● Records to use

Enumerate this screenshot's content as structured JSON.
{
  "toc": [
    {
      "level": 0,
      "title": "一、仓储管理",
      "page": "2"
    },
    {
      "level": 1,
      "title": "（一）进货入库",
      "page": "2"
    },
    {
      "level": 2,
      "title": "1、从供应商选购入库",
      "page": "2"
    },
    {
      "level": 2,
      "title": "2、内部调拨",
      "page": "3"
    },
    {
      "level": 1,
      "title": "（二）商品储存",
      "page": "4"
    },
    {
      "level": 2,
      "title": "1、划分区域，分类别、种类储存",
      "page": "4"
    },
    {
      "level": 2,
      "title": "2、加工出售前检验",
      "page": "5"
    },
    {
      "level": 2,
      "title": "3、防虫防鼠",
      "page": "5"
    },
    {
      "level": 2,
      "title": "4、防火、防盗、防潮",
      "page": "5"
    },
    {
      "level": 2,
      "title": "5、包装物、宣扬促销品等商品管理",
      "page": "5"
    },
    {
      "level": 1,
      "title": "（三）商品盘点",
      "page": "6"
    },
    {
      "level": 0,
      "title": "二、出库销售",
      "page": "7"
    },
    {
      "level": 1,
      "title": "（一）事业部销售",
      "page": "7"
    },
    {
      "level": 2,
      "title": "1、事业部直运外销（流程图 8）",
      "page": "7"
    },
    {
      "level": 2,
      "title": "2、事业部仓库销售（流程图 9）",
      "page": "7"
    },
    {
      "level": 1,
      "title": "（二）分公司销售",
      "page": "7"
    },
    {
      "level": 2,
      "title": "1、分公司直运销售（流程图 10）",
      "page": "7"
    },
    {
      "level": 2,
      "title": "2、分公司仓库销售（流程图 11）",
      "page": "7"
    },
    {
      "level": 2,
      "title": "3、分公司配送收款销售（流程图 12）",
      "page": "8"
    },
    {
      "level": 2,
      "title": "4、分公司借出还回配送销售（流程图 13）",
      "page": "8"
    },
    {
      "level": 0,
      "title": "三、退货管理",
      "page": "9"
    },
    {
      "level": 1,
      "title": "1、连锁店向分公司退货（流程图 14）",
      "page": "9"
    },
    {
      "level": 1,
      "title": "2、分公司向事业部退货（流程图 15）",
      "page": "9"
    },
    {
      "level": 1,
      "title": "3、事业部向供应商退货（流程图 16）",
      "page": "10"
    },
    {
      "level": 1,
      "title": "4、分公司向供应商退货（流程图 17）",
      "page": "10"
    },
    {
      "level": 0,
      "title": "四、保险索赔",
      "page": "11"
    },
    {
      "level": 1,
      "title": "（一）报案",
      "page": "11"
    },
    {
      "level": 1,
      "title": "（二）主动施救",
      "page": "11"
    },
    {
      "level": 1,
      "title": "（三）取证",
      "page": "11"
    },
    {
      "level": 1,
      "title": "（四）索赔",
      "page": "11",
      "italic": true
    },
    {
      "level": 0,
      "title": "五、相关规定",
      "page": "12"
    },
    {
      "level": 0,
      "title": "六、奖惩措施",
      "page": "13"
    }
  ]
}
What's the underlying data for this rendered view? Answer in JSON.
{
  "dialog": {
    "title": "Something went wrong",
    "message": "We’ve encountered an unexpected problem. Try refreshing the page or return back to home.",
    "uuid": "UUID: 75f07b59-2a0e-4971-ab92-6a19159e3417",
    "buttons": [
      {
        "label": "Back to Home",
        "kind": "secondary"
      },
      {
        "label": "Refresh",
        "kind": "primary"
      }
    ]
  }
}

● Request
Write out exactly the final stretch of the records: the line containing "What's the underlying" and every line after it, through the last, and nothing else.

● Written response
What's the underlying data for this rendered view? Answer in JSON.
{
  "dialog": {
    "title": "Something went wrong",
    "message": "We’ve encountered an unexpected problem. Try refreshing the page or return back to home.",
    "uuid": "UUID: 75f07b59-2a0e-4971-ab92-6a19159e3417",
    "buttons": [
      {
        "label": "Back to Home",
        "kind": "secondary"
      },
      {
        "label": "Refresh",
        "kind": "primary"
      }
    ]
  }
}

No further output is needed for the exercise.